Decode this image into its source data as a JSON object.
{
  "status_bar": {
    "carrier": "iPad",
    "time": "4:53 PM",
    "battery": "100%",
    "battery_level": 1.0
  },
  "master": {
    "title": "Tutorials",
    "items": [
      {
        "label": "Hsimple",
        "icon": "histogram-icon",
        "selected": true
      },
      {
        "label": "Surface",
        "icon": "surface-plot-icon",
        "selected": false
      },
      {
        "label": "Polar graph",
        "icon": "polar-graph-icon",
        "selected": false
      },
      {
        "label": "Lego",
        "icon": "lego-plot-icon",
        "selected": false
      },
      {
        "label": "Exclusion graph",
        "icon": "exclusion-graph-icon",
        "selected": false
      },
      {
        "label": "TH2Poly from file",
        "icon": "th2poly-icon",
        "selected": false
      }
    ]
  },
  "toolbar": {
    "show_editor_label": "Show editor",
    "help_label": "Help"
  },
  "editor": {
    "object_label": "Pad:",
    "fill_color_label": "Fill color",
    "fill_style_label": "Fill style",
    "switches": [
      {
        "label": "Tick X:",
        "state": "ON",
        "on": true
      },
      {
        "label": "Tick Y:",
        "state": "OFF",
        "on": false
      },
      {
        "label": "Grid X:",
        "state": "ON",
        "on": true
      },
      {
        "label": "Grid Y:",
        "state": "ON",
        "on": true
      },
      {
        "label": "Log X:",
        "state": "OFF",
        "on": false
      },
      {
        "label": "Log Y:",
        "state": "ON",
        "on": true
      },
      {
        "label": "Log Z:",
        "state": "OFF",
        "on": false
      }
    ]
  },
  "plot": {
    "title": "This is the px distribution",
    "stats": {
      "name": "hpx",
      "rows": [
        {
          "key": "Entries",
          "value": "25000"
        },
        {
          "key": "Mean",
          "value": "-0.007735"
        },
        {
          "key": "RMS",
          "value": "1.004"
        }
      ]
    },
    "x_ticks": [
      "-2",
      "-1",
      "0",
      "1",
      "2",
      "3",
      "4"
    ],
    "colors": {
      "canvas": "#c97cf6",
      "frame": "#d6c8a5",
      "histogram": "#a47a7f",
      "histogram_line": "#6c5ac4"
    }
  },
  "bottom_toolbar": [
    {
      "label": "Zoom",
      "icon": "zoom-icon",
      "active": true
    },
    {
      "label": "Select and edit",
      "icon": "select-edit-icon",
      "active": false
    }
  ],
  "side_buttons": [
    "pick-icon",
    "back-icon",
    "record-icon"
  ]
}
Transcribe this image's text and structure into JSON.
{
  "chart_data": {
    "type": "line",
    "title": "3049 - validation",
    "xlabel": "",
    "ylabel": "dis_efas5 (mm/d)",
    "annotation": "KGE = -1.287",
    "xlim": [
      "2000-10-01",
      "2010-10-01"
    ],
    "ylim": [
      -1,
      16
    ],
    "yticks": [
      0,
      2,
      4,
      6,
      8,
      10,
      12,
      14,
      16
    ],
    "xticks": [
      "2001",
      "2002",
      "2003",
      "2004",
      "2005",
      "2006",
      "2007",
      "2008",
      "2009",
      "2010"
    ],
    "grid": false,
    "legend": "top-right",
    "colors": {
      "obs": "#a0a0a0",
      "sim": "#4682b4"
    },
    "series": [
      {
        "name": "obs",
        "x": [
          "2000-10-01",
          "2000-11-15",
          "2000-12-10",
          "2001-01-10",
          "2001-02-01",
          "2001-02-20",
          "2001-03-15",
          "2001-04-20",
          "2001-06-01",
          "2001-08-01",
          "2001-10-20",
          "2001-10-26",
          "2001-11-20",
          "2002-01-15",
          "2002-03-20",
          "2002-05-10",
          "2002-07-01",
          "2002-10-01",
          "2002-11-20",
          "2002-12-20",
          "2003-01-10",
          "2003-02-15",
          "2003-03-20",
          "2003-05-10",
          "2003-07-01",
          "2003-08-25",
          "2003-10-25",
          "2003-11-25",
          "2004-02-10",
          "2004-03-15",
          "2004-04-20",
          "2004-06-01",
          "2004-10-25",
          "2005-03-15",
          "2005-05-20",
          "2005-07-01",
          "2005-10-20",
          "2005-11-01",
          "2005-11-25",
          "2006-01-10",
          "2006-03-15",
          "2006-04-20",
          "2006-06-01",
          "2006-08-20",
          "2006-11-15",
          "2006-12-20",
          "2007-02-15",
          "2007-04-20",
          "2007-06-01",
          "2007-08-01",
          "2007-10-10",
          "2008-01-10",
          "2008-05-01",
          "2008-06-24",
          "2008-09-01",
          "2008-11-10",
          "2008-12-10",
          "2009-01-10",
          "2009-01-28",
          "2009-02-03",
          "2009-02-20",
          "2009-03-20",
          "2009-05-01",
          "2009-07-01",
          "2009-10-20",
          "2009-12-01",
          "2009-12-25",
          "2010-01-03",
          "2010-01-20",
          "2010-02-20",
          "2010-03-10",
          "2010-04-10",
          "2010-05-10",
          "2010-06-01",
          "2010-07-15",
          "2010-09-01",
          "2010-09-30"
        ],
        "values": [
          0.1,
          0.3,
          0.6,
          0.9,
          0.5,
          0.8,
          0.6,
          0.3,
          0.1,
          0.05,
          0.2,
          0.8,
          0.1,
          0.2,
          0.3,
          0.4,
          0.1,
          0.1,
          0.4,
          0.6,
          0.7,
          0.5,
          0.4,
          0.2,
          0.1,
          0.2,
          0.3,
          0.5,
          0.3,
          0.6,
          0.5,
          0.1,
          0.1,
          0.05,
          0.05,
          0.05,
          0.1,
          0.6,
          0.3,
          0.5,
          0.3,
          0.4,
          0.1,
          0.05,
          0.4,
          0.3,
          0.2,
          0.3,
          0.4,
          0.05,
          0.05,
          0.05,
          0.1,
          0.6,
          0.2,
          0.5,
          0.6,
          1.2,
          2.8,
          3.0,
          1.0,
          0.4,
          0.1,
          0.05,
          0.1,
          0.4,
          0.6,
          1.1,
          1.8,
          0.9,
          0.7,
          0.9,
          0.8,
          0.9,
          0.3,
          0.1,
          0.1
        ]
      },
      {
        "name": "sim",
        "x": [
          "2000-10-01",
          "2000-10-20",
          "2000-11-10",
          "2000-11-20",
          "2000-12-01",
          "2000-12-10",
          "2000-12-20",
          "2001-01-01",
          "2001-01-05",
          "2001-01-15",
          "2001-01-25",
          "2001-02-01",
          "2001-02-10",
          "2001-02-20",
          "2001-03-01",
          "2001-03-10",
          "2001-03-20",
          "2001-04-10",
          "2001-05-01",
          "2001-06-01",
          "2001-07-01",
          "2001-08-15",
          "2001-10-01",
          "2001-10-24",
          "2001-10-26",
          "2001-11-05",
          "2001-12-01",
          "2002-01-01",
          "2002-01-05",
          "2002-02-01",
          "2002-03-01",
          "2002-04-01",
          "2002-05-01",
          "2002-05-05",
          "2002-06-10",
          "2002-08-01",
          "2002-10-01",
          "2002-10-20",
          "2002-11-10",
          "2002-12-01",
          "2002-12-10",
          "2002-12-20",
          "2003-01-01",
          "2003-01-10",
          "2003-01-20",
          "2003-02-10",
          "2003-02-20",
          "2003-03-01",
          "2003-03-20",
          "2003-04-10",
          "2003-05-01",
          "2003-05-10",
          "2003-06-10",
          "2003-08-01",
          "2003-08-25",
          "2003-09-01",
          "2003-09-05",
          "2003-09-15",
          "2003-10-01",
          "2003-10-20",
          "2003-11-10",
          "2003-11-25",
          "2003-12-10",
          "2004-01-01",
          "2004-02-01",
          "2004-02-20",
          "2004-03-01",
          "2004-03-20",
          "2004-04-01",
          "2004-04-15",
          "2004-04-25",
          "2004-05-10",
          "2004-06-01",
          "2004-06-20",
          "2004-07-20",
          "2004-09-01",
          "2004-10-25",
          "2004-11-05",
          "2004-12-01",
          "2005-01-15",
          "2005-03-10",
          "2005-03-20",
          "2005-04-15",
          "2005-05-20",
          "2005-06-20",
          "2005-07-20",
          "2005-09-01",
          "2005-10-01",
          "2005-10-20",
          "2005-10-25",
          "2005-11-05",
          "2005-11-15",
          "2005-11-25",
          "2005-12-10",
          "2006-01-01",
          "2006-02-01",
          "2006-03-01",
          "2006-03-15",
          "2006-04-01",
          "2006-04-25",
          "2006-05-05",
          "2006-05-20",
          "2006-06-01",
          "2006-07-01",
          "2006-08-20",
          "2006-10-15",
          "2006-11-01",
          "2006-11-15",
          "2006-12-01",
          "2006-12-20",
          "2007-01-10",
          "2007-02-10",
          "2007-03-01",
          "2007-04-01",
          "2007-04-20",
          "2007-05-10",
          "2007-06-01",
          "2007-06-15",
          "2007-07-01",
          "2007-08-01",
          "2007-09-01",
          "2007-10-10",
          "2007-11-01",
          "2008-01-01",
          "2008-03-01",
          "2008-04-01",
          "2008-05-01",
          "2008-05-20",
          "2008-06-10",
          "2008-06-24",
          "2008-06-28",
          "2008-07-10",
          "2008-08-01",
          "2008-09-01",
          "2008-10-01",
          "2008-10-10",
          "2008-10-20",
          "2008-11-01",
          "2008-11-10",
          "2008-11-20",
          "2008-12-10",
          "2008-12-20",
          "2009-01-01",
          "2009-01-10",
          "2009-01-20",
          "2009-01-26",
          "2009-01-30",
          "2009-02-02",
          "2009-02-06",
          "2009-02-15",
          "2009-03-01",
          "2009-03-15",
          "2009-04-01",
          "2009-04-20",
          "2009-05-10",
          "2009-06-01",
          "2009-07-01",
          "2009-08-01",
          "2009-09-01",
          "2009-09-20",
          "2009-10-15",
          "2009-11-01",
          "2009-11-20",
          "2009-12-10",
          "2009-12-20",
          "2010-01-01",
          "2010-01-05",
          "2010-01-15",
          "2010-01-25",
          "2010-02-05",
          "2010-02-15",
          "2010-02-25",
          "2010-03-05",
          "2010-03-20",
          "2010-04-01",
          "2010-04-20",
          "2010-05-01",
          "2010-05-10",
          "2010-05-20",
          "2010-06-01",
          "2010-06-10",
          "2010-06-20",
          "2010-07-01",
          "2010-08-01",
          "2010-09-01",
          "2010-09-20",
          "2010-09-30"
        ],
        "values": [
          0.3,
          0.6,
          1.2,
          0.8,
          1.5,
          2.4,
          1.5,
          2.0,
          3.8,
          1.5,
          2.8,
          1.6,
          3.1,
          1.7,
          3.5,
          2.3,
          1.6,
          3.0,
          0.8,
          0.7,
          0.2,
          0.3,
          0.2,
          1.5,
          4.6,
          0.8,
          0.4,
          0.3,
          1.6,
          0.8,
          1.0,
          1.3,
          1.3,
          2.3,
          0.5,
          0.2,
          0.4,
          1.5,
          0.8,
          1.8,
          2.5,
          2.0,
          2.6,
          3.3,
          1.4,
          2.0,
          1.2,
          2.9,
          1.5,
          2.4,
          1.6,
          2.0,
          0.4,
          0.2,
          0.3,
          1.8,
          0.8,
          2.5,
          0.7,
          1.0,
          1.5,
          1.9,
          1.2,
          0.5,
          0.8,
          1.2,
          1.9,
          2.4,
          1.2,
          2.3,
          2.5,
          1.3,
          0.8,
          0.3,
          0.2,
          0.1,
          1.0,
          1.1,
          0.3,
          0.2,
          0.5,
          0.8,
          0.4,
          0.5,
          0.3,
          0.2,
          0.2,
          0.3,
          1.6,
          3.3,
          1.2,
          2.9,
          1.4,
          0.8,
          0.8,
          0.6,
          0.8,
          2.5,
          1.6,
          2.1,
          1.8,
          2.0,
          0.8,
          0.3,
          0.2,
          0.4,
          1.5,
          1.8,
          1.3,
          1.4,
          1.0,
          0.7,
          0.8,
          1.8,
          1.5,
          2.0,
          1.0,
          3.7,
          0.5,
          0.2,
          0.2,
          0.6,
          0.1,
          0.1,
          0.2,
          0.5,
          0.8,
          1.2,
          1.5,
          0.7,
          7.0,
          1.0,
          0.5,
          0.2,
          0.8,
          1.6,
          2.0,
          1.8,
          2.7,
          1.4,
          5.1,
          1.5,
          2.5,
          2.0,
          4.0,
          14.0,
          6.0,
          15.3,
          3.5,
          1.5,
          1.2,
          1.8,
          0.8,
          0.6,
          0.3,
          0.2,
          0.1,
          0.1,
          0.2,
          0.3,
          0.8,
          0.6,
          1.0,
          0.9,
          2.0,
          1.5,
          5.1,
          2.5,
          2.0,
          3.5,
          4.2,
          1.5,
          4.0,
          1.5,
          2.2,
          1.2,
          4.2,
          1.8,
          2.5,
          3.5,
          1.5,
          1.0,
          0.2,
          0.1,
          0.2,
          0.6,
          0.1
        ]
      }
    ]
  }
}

═══

> [Stated task] Collect, from the material above, every line containing the word "Fill".

> [Response for this exercise]
    "fill_color_label": "Fill color",
    "fill_style_label": "Fill style",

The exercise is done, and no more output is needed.